Stated problem: Don't copy the pictures; return every other part of the records exactly.

☆ ☆ ☆ ☆ ☆ ☆ ☆

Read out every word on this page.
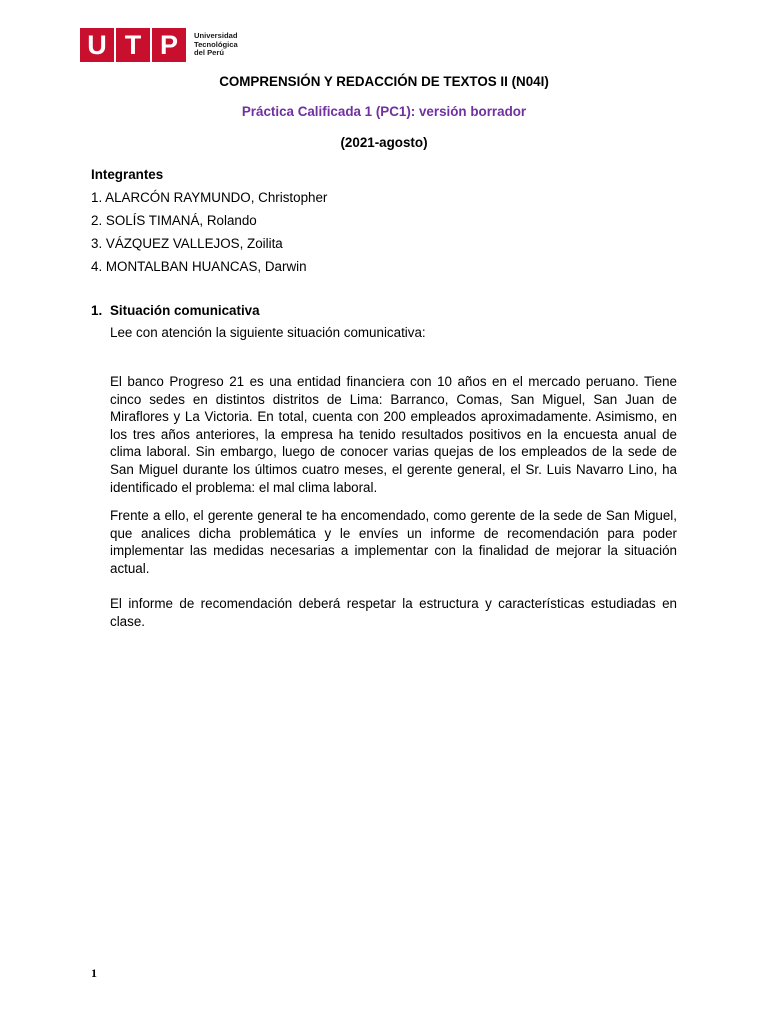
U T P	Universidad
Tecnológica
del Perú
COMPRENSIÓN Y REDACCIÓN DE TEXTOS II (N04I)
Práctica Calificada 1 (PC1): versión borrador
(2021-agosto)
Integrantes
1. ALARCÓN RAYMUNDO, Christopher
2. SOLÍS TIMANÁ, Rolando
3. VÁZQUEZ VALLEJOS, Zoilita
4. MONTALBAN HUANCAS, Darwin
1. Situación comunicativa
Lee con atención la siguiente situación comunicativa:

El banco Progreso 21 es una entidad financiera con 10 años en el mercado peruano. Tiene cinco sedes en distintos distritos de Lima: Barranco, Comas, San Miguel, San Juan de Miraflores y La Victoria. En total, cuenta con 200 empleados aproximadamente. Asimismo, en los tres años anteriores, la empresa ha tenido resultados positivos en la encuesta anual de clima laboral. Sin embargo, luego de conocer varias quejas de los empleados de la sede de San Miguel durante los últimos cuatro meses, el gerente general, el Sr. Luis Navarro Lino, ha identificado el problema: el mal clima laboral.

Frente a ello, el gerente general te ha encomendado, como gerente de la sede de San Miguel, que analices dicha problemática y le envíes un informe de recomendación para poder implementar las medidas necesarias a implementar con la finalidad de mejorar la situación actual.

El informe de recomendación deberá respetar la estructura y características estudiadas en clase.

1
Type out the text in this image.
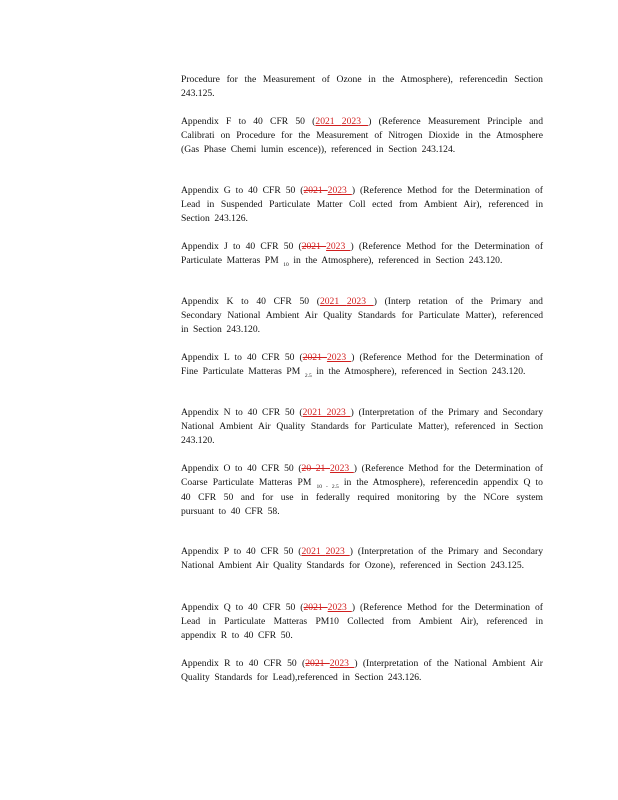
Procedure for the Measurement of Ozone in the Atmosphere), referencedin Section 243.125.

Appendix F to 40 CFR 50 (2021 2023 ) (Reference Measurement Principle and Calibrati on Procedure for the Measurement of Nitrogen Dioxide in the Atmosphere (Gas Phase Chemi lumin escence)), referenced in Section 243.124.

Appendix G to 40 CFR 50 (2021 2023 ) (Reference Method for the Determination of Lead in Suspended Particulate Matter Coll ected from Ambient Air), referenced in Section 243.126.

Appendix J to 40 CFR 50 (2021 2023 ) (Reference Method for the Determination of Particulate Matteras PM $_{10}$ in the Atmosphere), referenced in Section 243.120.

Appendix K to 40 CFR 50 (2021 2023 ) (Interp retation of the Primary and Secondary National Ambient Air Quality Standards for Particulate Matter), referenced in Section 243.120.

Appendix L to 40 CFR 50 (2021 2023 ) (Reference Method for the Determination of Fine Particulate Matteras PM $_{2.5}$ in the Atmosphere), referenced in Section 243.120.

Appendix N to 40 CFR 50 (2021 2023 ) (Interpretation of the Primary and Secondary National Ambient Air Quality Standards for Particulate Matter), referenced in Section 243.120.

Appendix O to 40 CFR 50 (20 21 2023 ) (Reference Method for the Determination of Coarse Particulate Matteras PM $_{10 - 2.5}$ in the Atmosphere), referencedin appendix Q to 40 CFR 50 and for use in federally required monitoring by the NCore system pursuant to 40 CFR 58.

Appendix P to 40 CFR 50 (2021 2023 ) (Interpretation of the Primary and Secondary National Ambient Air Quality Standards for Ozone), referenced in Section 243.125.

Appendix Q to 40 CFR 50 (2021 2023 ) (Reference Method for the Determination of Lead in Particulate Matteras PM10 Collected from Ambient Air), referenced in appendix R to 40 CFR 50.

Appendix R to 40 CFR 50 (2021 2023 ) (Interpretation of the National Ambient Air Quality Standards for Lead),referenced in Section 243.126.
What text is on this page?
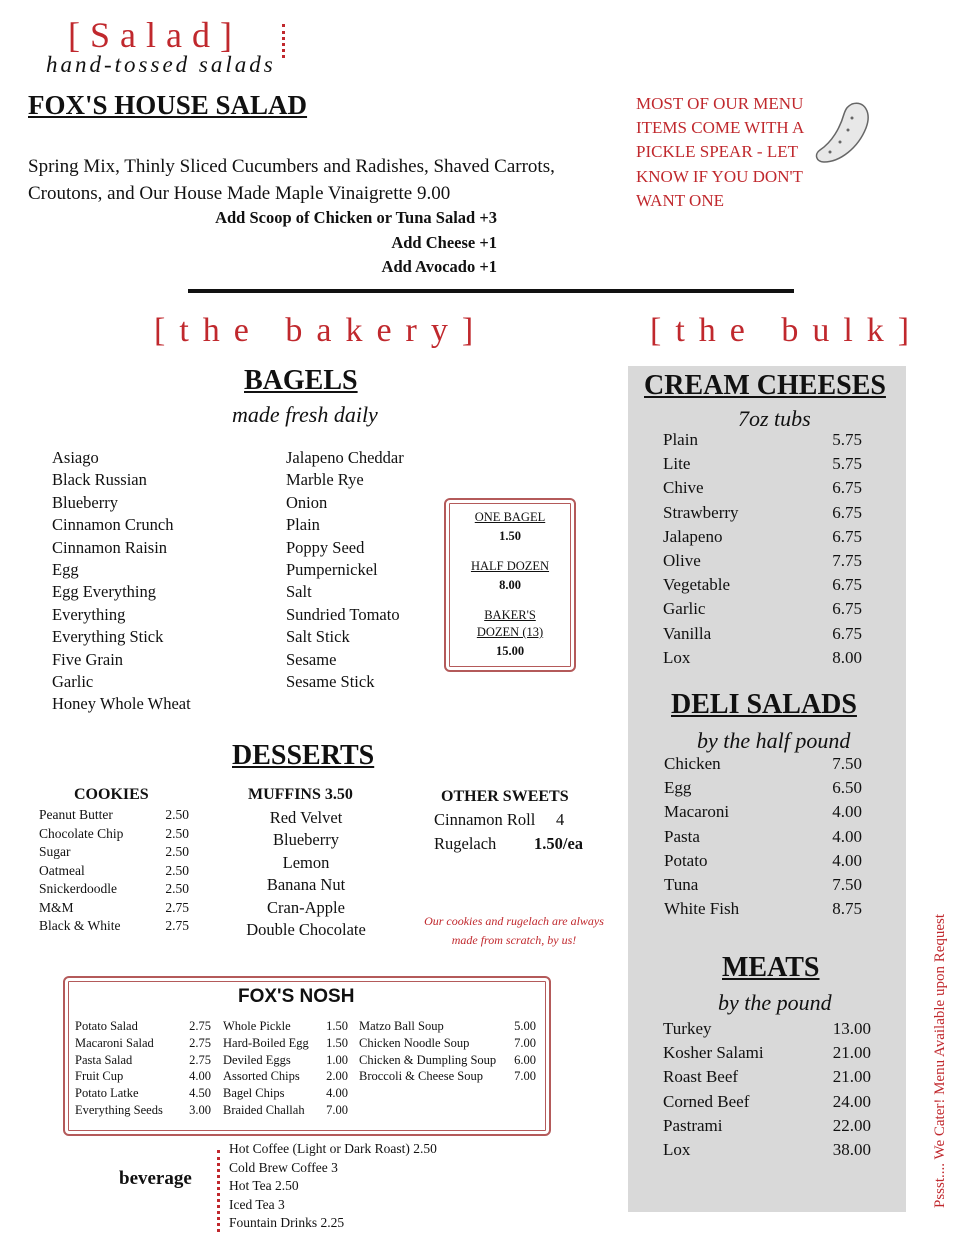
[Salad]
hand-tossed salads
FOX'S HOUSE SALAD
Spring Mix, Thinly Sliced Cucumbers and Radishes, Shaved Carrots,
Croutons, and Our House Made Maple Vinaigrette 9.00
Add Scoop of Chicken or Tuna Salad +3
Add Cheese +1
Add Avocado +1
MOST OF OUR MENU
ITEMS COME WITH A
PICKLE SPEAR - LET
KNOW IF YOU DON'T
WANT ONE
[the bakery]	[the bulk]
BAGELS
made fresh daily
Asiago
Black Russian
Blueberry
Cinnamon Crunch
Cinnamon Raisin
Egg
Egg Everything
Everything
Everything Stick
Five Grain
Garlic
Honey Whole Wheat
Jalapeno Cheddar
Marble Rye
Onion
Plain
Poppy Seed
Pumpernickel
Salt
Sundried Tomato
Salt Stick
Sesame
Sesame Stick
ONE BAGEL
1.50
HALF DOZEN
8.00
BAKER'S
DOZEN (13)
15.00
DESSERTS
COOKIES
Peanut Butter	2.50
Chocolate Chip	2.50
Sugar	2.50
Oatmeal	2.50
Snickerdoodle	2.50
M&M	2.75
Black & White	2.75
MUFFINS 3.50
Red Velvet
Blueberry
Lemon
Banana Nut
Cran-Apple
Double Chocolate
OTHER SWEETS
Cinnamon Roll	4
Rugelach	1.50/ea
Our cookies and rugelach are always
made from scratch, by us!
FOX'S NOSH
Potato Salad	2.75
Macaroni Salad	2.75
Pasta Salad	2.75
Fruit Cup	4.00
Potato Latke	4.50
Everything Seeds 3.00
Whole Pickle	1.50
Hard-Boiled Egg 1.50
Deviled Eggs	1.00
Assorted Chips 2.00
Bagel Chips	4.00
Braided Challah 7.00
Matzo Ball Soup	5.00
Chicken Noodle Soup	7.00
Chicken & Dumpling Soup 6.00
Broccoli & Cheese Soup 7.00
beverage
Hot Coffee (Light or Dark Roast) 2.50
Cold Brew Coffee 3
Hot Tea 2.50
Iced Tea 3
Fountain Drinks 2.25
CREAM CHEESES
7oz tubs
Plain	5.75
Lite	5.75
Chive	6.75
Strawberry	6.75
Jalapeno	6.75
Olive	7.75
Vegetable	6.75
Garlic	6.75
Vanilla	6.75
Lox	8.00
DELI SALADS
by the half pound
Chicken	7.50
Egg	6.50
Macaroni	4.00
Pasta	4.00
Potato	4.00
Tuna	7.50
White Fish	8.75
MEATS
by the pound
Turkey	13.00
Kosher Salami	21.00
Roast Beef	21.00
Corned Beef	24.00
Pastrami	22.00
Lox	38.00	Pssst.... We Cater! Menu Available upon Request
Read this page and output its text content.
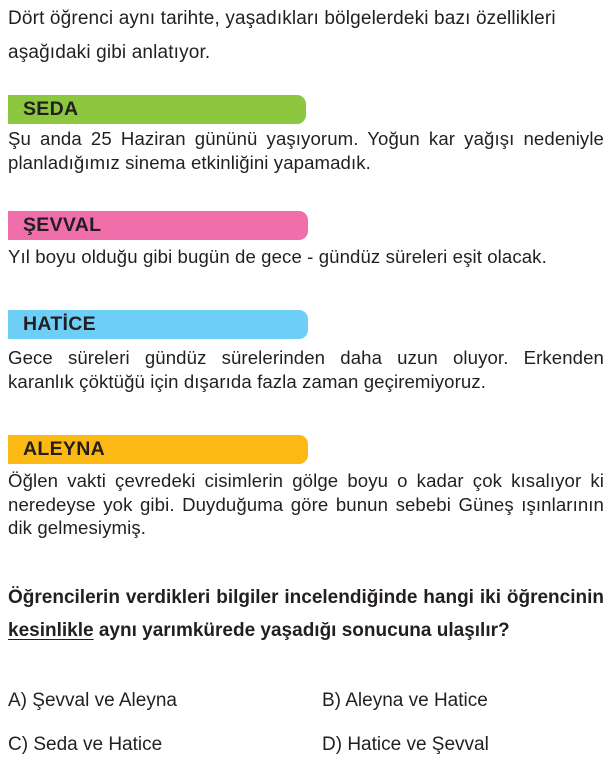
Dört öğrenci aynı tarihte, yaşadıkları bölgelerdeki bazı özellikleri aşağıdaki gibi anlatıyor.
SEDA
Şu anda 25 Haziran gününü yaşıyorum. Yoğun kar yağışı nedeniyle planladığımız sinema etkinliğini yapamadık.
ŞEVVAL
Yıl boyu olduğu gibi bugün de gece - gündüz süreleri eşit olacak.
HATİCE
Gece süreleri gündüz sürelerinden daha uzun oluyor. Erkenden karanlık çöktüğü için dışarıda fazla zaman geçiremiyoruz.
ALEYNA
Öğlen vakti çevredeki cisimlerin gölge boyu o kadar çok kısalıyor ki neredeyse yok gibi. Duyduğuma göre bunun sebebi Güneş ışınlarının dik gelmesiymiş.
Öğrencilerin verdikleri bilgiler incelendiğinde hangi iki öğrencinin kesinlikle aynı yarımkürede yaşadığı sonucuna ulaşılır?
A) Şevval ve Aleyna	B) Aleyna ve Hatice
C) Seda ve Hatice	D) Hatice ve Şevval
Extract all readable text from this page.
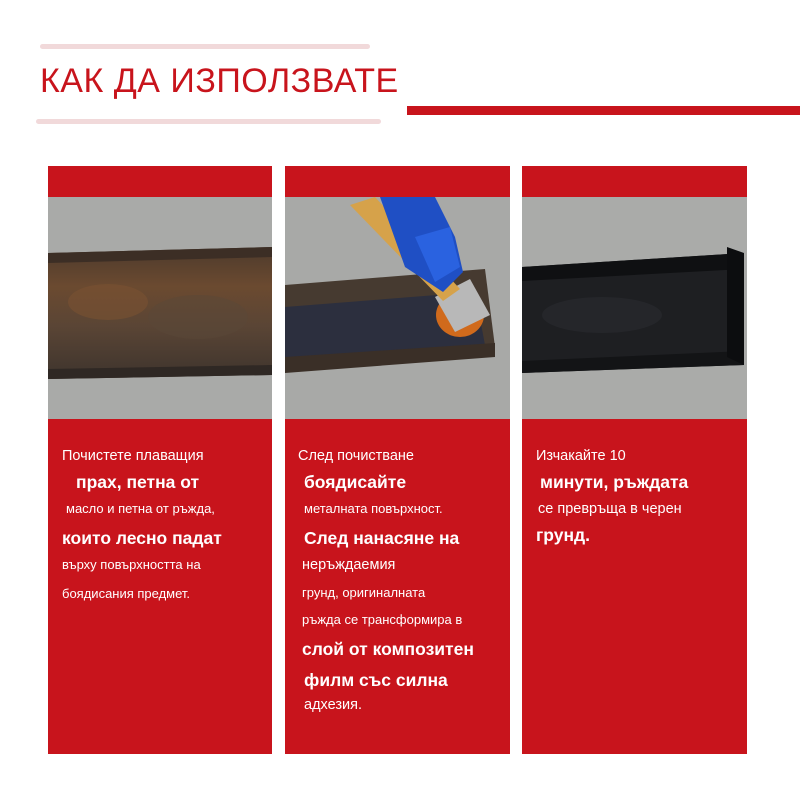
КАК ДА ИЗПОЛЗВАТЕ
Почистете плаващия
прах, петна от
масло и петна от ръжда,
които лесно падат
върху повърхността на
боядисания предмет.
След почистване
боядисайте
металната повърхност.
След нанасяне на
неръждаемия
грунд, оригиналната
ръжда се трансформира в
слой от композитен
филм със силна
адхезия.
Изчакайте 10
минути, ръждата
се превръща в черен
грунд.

☆ ☆ ☆ ☆ ☆ ☆ ☆

Reply:
Read out every word on this page.
U T P	Universidad
Tecnológica
del Perú
COMPRENSIÓN Y REDACCIÓN DE TEXTOS II (N04I)
Práctica Calificada 1 (PC1): versión borrador
(2021-agosto)
Integrantes
1. ALARCÓN RAYMUNDO, Christopher
2. SOLÍS TIMANÁ, Rolando
3. VÁZQUEZ VALLEJOS, Zoilita
4. MONTALBAN HUANCAS, Darwin
1. Situación comunicativa
Lee con atención la siguiente situación comunicativa:

El banco Progreso 21 es una entidad financiera con 10 años en el mercado peruano. Tiene cinco sedes en distintos distritos de Lima: Barranco, Comas, San Miguel, San Juan de Miraflores y La Victoria. En total, cuenta con 200 empleados aproximadamente. Asimismo, en los tres años anteriores, la empresa ha tenido resultados positivos en la encuesta anual de clima laboral. Sin embargo, luego de conocer varias quejas de los empleados de la sede de San Miguel durante los últimos cuatro meses, el gerente general, el Sr. Luis Navarro Lino, ha identificado el problema: el mal clima laboral.

Frente a ello, el gerente general te ha encomendado, como gerente de la sede de San Miguel, que analices dicha problemática y le envíes un informe de recomendación para poder implementar las medidas necesarias a implementar con la finalidad de mejorar la situación actual.

El informe de recomendación deberá respetar la estructura y características estudiadas en clase.

1
Type out the text in this image.
Procedure for the Measurement of Ozone in the Atmosphere), referencedin Section 243.125.

Appendix F to 40 CFR 50 (2021 2023 ) (Reference Measurement Principle and Calibrati on Procedure for the Measurement of Nitrogen Dioxide in the Atmosphere (Gas Phase Chemi lumin escence)), referenced in Section 243.124.

Appendix G to 40 CFR 50 (2021 2023 ) (Reference Method for the Determination of Lead in Suspended Particulate Matter Coll ected from Ambient Air), referenced in Section 243.126.

Appendix J to 40 CFR 50 (2021 2023 ) (Reference Method for the Determination of Particulate Matteras PM $_{10}$ in the Atmosphere), referenced in Section 243.120.

Appendix K to 40 CFR 50 (2021 2023 ) (Interp retation of the Primary and Secondary National Ambient Air Quality Standards for Particulate Matter), referenced in Section 243.120.

Appendix L to 40 CFR 50 (2021 2023 ) (Reference Method for the Determination of Fine Particulate Matteras PM $_{2.5}$ in the Atmosphere), referenced in Section 243.120.

Appendix N to 40 CFR 50 (2021 2023 ) (Interpretation of the Primary and Secondary National Ambient Air Quality Standards for Particulate Matter), referenced in Section 243.120.

Appendix O to 40 CFR 50 (20 21 2023 ) (Reference Method for the Determination of Coarse Particulate Matteras PM $_{10 - 2.5}$ in the Atmosphere), referencedin appendix Q to 40 CFR 50 and for use in federally required monitoring by the NCore system pursuant to 40 CFR 58.

Appendix P to 40 CFR 50 (2021 2023 ) (Interpretation of the Primary and Secondary National Ambient Air Quality Standards for Ozone), referenced in Section 243.125.

Appendix Q to 40 CFR 50 (2021 2023 ) (Reference Method for the Determination of Lead in Particulate Matteras PM10 Collected from Ambient Air), referenced in appendix R to 40 CFR 50.

Appendix R to 40 CFR 50 (2021 2023 ) (Interpretation of the National Ambient Air Quality Standards for Lead),referenced in Section 243.126.
What text is on this page?
[Salad]
hand-tossed salads
FOX'S HOUSE SALAD
Spring Mix, Thinly Sliced Cucumbers and Radishes, Shaved Carrots,
Croutons, and Our House Made Maple Vinaigrette 9.00
Add Scoop of Chicken or Tuna Salad +3
Add Cheese +1
Add Avocado +1
MOST OF OUR MENU
ITEMS COME WITH A
PICKLE SPEAR - LET
KNOW IF YOU DON'T
WANT ONE
[the bakery]	[the bulk]
BAGELS
made fresh daily
Asiago
Black Russian
Blueberry
Cinnamon Crunch
Cinnamon Raisin
Egg
Egg Everything
Everything
Everything Stick
Five Grain
Garlic
Honey Whole Wheat
Jalapeno Cheddar
Marble Rye
Onion
Plain
Poppy Seed
Pumpernickel
Salt
Sundried Tomato
Salt Stick
Sesame
Sesame Stick
ONE BAGEL
1.50
HALF DOZEN
8.00
BAKER'S
DOZEN (13)
15.00
DESSERTS
COOKIES
Peanut Butter	2.50
Chocolate Chip	2.50
Sugar	2.50
Oatmeal	2.50
Snickerdoodle	2.50
M&M	2.75
Black & White	2.75
MUFFINS 3.50
Red Velvet
Blueberry
Lemon
Banana Nut
Cran-Apple
Double Chocolate
OTHER SWEETS
Cinnamon Roll	4
Rugelach	1.50/ea
Our cookies and rugelach are always
made from scratch, by us!
FOX'S NOSH
Potato Salad	2.75
Macaroni Salad	2.75
Pasta Salad	2.75
Fruit Cup	4.00
Potato Latke	4.50
Everything Seeds 3.00
Whole Pickle	1.50
Hard-Boiled Egg 1.50
Deviled Eggs	1.00
Assorted Chips 2.00
Bagel Chips	4.00
Braided Challah 7.00
Matzo Ball Soup	5.00
Chicken Noodle Soup	7.00
Chicken & Dumpling Soup 6.00
Broccoli & Cheese Soup 7.00
beverage
Hot Coffee (Light or Dark Roast) 2.50
Cold Brew Coffee 3
Hot Tea 2.50
Iced Tea 3
Fountain Drinks 2.25
CREAM CHEESES
7oz tubs
Plain	5.75
Lite	5.75
Chive	6.75
Strawberry	6.75
Jalapeno	6.75
Olive	7.75
Vegetable	6.75
Garlic	6.75
Vanilla	6.75
Lox	8.00
DELI SALADS
by the half pound
Chicken	7.50
Egg	6.50
Macaroni	4.00
Pasta	4.00
Potato	4.00
Tuna	7.50
White Fish	8.75
MEATS
by the pound
Turkey	13.00
Kosher Salami	21.00
Roast Beef	21.00
Corned Beef	24.00
Pastrami	22.00
Lox	38.00	Pssst.... We Cater! Menu Available upon Request
Read this page and output its text content.
Dört öğrenci aynı tarihte, yaşadıkları bölgelerdeki bazı özellikleri aşağıdaki gibi anlatıyor.
SEDA
Şu anda 25 Haziran gününü yaşıyorum. Yoğun kar yağışı nedeniyle planladığımız sinema etkinliğini yapamadık.
ŞEVVAL
Yıl boyu olduğu gibi bugün de gece - gündüz süreleri eşit olacak.
HATİCE
Gece süreleri gündüz sürelerinden daha uzun oluyor. Erkenden karanlık çöktüğü için dışarıda fazla zaman geçiremiyoruz.
ALEYNA
Öğlen vakti çevredeki cisimlerin gölge boyu o kadar çok kısalıyor ki neredeyse yok gibi. Duyduğuma göre bunun sebebi Güneş ışınlarının dik gelmesiymiş.
Öğrencilerin verdikleri bilgiler incelendiğinde hangi iki öğrencinin kesinlikle aynı yarımkürede yaşadığı sonucuna ulaşılır?
A) Şevval ve Aleyna	B) Aleyna ve Hatice
C) Seda ve Hatice	D) Hatice ve Şevval
Extract all readable text from this page.
КАК ДА ИЗПОЛЗВАТЕ
Почистете плаващия
прах, петна от
масло и петна от ръжда,
които лесно падат
върху повърхността на
боядисания предмет.
След почистване
боядисайте
металната повърхност.
След нанасяне на
неръждаемия
грунд, оригиналната
ръжда се трансформира в
слой от композитен
филм със силна
адхезия.
Изчакайте 10
минути, ръждата
се превръща в черен
грунд.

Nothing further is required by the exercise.